### What is needed
Can you repeat each of the entries below word for word, leaving out the pictures?

### Extracted data
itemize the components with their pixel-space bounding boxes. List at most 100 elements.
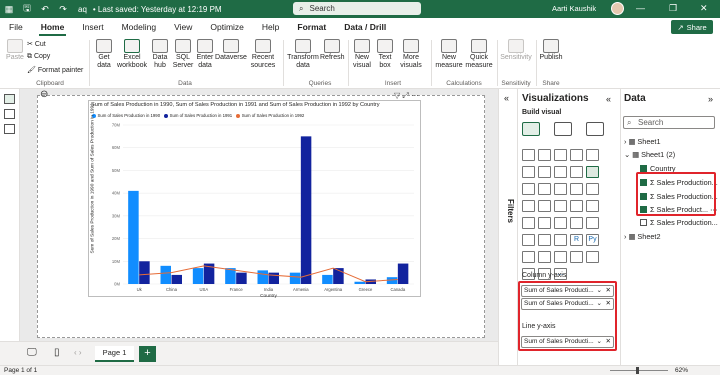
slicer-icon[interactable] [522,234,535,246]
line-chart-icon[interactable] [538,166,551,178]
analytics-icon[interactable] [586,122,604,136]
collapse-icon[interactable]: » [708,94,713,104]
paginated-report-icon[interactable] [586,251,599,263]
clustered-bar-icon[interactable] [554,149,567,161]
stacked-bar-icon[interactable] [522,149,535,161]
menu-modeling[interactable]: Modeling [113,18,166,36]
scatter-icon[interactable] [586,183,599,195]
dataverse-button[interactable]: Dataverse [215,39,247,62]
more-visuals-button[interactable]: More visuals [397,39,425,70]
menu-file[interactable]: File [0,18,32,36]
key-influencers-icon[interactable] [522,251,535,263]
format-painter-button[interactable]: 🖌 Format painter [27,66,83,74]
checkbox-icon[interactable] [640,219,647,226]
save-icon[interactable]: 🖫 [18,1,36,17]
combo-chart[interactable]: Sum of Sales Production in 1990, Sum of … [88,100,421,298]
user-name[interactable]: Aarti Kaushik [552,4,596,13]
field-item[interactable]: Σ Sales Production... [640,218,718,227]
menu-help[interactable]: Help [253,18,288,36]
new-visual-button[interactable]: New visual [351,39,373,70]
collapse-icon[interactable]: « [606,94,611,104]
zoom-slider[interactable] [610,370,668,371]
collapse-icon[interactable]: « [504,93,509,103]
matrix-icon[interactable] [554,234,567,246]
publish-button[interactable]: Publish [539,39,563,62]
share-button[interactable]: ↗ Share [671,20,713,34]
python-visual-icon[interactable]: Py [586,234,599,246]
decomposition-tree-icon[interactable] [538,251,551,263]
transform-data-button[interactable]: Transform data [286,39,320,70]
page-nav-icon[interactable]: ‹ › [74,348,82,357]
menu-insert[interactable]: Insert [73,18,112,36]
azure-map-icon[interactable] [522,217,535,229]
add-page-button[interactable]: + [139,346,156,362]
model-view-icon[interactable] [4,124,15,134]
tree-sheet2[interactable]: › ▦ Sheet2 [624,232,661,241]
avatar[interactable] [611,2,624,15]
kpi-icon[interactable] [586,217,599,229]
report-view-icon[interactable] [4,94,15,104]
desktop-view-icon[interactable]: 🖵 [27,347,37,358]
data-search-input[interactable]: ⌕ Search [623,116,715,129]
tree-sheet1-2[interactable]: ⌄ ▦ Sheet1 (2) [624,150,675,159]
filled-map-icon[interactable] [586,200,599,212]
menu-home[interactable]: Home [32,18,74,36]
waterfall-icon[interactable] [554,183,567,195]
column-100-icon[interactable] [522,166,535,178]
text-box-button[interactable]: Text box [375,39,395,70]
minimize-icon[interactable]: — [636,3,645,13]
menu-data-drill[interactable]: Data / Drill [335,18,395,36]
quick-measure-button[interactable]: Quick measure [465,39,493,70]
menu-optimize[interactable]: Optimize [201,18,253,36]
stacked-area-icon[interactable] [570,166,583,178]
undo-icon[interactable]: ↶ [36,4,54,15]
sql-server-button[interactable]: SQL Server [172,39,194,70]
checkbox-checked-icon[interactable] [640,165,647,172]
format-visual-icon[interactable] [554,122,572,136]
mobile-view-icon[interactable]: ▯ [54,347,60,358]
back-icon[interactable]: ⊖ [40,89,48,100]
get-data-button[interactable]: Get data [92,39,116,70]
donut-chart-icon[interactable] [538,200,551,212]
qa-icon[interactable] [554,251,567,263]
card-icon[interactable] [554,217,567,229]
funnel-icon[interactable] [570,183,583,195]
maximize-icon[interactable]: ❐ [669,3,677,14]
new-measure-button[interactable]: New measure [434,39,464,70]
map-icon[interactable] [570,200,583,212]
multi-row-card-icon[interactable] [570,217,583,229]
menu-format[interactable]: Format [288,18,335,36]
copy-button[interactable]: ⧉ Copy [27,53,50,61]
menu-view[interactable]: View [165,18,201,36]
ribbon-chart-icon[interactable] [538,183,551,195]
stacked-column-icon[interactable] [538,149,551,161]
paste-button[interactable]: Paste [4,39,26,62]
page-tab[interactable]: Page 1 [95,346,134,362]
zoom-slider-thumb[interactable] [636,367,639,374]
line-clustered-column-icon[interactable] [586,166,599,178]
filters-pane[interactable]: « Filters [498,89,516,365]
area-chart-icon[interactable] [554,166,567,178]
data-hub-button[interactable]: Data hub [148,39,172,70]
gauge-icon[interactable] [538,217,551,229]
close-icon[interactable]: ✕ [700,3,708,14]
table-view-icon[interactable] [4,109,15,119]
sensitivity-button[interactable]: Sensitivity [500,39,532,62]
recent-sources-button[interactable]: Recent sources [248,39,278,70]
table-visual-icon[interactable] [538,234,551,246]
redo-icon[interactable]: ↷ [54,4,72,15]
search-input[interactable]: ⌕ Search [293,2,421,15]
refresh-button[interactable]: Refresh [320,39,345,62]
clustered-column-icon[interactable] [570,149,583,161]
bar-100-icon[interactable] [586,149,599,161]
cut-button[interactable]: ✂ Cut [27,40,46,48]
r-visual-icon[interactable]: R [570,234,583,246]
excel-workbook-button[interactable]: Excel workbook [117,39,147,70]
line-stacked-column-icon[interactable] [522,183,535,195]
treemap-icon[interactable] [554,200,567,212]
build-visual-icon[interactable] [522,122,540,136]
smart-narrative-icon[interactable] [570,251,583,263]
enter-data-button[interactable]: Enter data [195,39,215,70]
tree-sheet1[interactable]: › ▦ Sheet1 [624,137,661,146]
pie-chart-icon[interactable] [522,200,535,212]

### Answer to the exercise
itemize the components with their pixel-space bounding boxes. List at most 100 elements.
slicer-icon[interactable] [522,234,535,246]
line-chart-icon[interactable] [538,166,551,178]
analytics-icon[interactable] [586,122,604,136]
collapse-icon[interactable]: » [708,94,713,104]
paginated-report-icon[interactable] [586,251,599,263]
clustered-bar-icon[interactable] [554,149,567,161]
stacked-bar-icon[interactable] [522,149,535,161]
menu-modeling[interactable]: Modeling [113,18,166,36]
scatter-icon[interactable] [586,183,599,195]
dataverse-button[interactable]: Dataverse [215,39,247,62]
more-visuals-button[interactable]: More visuals [397,39,425,70]
menu-file[interactable]: File [0,18,32,36]
key-influencers-icon[interactable] [522,251,535,263]
format-painter-button[interactable]: 🖌 Format painter [27,66,83,74]
checkbox-icon[interactable] [640,219,647,226]
save-icon[interactable]: 🖫 [18,1,36,17]
combo-chart[interactable]: Sum of Sales Production in 1990, Sum of … [88,100,421,298]
user-name[interactable]: Aarti Kaushik [552,4,596,13]
field-item[interactable]: Σ Sales Production... [640,218,718,227]
menu-help[interactable]: Help [253,18,288,36]
new-visual-button[interactable]: New visual [351,39,373,70]
collapse-icon[interactable]: « [606,94,611,104]
zoom-slider[interactable] [610,370,668,371]
collapse-icon[interactable]: « [504,93,509,103]
matrix-icon[interactable] [554,234,567,246]
publish-button[interactable]: Publish [539,39,563,62]
share-button[interactable]: ↗ Share [671,20,713,34]
python-visual-icon[interactable]: Py [586,234,599,246]
decomposition-tree-icon[interactable] [538,251,551,263]
transform-data-button[interactable]: Transform data [286,39,320,70]
page-nav-icon[interactable]: ‹ › [74,348,82,357]
menu-insert[interactable]: Insert [73,18,112,36]
azure-map-icon[interactable] [522,217,535,229]
add-page-button[interactable]: + [139,346,156,362]
model-view-icon[interactable] [4,124,15,134]
tree-sheet2[interactable]: › ▦ Sheet2 [624,232,661,241]
avatar[interactable] [611,2,624,15]
kpi-icon[interactable] [586,217,599,229]
report-view-icon[interactable] [4,94,15,104]
desktop-view-icon[interactable]: 🖵 [27,347,37,358]
data-search-input[interactable]: ⌕ Search [623,116,715,129]
tree-sheet1-2[interactable]: ⌄ ▦ Sheet1 (2) [624,150,675,159]
filled-map-icon[interactable] [586,200,599,212]
menu-home[interactable]: Home [32,18,74,36]
waterfall-icon[interactable] [554,183,567,195]
column-100-icon[interactable] [522,166,535,178]
text-box-button[interactable]: Text box [375,39,395,70]
minimize-icon[interactable]: — [636,3,645,13]
menu-data-drill[interactable]: Data / Drill [335,18,395,36]
quick-measure-button[interactable]: Quick measure [465,39,493,70]
menu-optimize[interactable]: Optimize [201,18,253,36]
stacked-area-icon[interactable] [570,166,583,178]
undo-icon[interactable]: ↶ [36,4,54,15]
sql-server-button[interactable]: SQL Server [172,39,194,70]
checkbox-checked-icon[interactable] [640,165,647,172]
format-visual-icon[interactable] [554,122,572,136]
mobile-view-icon[interactable]: ▯ [54,347,60,358]
back-icon[interactable]: ⊖ [40,89,48,100]
get-data-button[interactable]: Get data [92,39,116,70]
donut-chart-icon[interactable] [538,200,551,212]
qa-icon[interactable] [554,251,567,263]
card-icon[interactable] [554,217,567,229]
funnel-icon[interactable] [570,183,583,195]
maximize-icon[interactable]: ❐ [669,3,677,14]
new-measure-button[interactable]: New measure [434,39,464,70]
map-icon[interactable] [570,200,583,212]
multi-row-card-icon[interactable] [570,217,583,229]
menu-format[interactable]: Format [288,18,335,36]
copy-button[interactable]: ⧉ Copy [27,53,50,61]
menu-view[interactable]: View [165,18,201,36]
ribbon-chart-icon[interactable] [538,183,551,195]
stacked-column-icon[interactable] [538,149,551,161]
paste-button[interactable]: Paste [4,39,26,62]
page-tab[interactable]: Page 1 [95,346,134,362]
zoom-slider-thumb[interactable] [636,367,639,374]
line-clustered-column-icon[interactable] [586,166,599,178]
filters-pane[interactable]: « Filters [498,89,516,365]
area-chart-icon[interactable] [554,166,567,178]
data-hub-button[interactable]: Data hub [148,39,172,70]
gauge-icon[interactable] [538,217,551,229]
close-icon[interactable]: ✕ [700,3,708,14]
table-view-icon[interactable] [4,109,15,119]
sensitivity-button[interactable]: Sensitivity [500,39,532,62]
recent-sources-button[interactable]: Recent sources [248,39,278,70]
table-visual-icon[interactable] [538,234,551,246]
redo-icon[interactable]: ↷ [54,4,72,15]
search-input[interactable]: ⌕ Search [293,2,421,15]
refresh-button[interactable]: Refresh [320,39,345,62]
clustered-column-icon[interactable] [570,149,583,161]
bar-100-icon[interactable] [586,149,599,161]
cut-button[interactable]: ✂ Cut [27,40,46,48]
r-visual-icon[interactable]: R [570,234,583,246]
excel-workbook-button[interactable]: Excel workbook [117,39,147,70]
line-stacked-column-icon[interactable] [522,183,535,195]
treemap-icon[interactable] [554,200,567,212]
build-visual-icon[interactable] [522,122,540,136]
smart-narrative-icon[interactable] [570,251,583,263]
enter-data-button[interactable]: Enter data [195,39,215,70]
tree-sheet1[interactable]: › ▦ Sheet1 [624,137,661,146]
pie-chart-icon[interactable] [522,200,535,212]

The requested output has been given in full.